== Short task ==
Pick out the lines below that include the string "WindowsPCHealthCheckSetup".

== Provided records ==
________
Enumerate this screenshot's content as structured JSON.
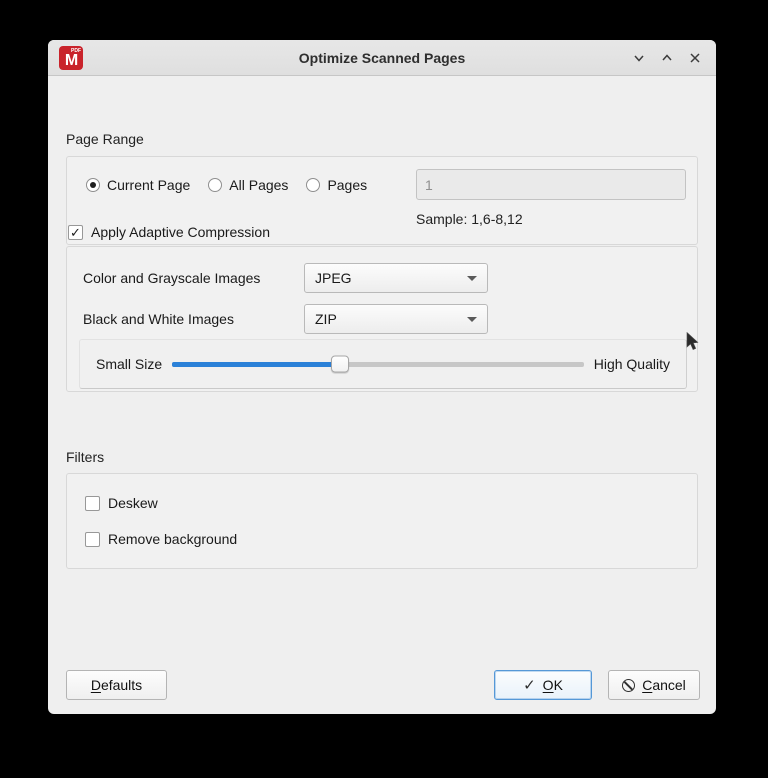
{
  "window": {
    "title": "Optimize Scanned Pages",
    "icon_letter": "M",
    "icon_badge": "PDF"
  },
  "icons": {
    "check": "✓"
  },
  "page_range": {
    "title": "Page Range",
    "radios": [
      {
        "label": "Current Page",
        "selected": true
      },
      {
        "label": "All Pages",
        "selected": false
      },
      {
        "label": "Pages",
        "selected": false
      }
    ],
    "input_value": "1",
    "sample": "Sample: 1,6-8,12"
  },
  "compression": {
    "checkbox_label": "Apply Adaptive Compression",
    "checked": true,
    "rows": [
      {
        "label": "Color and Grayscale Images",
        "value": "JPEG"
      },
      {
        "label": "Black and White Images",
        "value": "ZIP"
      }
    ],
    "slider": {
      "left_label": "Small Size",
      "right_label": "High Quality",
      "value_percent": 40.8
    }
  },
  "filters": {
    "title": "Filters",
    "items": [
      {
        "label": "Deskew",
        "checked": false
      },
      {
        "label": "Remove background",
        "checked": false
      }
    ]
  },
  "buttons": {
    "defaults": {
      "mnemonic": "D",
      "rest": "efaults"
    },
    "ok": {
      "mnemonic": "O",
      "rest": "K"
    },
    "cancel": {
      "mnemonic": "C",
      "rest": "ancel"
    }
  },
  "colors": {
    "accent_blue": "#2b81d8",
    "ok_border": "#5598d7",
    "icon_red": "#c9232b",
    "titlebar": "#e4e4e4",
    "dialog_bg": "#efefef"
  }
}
________
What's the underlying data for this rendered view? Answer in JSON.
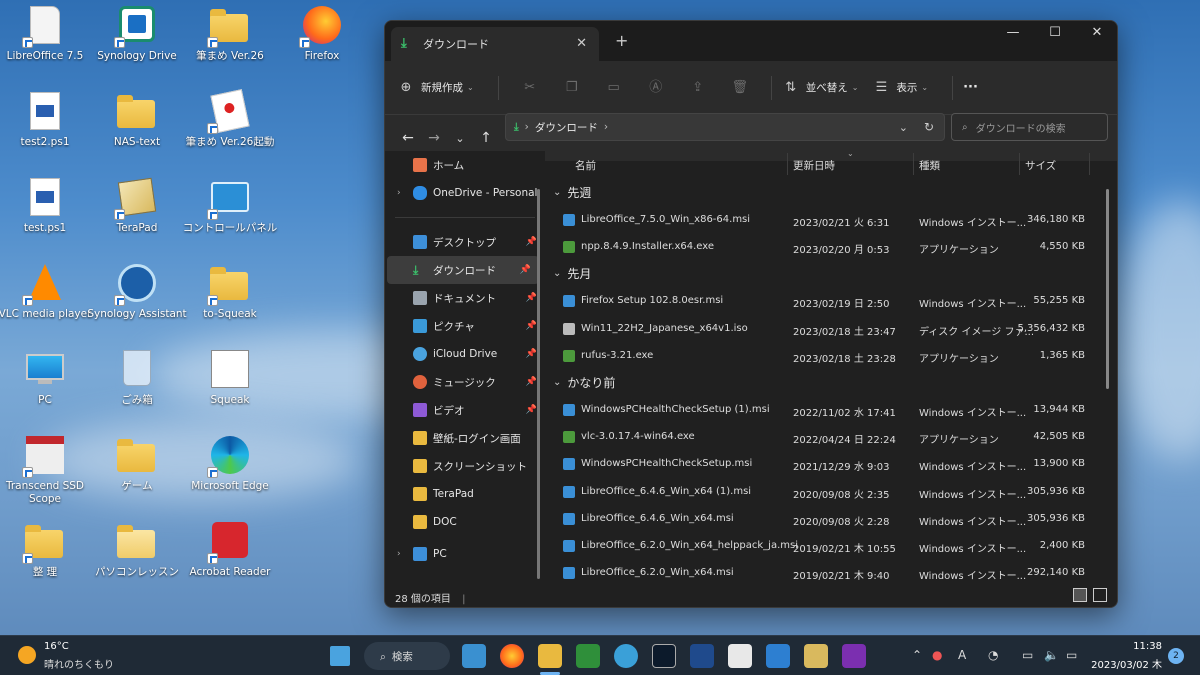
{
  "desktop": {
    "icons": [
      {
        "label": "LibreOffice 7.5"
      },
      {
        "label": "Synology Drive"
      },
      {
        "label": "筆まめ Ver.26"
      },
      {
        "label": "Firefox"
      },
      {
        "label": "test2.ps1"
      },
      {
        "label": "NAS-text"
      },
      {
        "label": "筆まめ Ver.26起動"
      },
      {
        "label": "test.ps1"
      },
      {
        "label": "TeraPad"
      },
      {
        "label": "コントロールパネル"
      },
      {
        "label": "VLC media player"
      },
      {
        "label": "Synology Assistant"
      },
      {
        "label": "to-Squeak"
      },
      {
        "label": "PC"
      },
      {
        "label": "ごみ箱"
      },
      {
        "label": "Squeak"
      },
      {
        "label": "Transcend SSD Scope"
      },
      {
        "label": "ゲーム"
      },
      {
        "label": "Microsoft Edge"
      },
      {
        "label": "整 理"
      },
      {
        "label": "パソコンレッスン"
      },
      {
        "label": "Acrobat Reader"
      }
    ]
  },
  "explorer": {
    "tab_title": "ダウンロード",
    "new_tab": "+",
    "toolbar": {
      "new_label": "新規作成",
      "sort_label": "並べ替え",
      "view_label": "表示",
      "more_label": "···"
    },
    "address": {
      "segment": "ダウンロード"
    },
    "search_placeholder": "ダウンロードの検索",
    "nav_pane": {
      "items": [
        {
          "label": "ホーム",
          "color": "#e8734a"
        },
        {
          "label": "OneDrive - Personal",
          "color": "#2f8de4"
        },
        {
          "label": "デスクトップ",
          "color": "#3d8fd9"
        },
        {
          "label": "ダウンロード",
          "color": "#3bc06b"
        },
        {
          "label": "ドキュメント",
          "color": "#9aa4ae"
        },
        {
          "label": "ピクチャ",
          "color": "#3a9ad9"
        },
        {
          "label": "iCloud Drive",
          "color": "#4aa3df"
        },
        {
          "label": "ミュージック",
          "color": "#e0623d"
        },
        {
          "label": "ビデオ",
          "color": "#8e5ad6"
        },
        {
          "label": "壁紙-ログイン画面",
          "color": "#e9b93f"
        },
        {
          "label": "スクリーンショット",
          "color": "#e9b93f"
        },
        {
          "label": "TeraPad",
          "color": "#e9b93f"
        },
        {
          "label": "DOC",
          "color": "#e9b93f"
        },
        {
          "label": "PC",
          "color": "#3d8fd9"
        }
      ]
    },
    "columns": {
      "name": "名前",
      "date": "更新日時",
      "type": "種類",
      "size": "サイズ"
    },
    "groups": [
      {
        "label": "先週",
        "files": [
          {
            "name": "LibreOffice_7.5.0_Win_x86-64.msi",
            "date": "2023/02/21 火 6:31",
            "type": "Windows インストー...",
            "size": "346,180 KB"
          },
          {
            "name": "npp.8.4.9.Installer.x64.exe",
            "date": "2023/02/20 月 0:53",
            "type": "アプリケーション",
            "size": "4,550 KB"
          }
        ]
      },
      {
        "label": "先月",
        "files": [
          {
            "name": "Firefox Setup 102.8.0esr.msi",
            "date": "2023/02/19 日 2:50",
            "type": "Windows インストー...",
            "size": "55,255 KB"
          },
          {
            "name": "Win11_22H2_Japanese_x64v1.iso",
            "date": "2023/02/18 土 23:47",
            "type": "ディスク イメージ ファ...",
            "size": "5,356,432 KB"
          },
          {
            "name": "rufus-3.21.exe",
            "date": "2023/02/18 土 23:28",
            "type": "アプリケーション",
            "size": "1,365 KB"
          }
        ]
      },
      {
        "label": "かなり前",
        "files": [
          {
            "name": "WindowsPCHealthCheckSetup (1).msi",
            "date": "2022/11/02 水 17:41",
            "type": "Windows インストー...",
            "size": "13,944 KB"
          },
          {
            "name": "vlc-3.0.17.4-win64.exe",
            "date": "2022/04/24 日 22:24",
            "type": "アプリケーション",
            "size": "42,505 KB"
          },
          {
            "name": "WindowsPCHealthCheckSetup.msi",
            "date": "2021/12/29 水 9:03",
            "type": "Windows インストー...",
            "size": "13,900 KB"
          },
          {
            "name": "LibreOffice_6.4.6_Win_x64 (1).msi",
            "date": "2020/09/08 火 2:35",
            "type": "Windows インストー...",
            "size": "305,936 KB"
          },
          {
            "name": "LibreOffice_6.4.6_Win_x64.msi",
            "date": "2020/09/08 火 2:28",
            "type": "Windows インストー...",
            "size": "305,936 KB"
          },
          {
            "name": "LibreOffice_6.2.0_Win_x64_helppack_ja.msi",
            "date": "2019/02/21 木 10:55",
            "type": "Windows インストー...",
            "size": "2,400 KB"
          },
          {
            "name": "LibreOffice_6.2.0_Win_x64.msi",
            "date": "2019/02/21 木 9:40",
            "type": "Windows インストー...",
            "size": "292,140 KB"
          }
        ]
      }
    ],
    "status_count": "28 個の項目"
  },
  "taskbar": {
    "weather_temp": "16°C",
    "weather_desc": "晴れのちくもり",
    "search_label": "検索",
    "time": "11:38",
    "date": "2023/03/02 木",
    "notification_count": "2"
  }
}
________
== Complete answer ==
            "name": "WindowsPCHealthCheckSetup (1).msi",
            "name": "WindowsPCHealthCheckSetup.msi",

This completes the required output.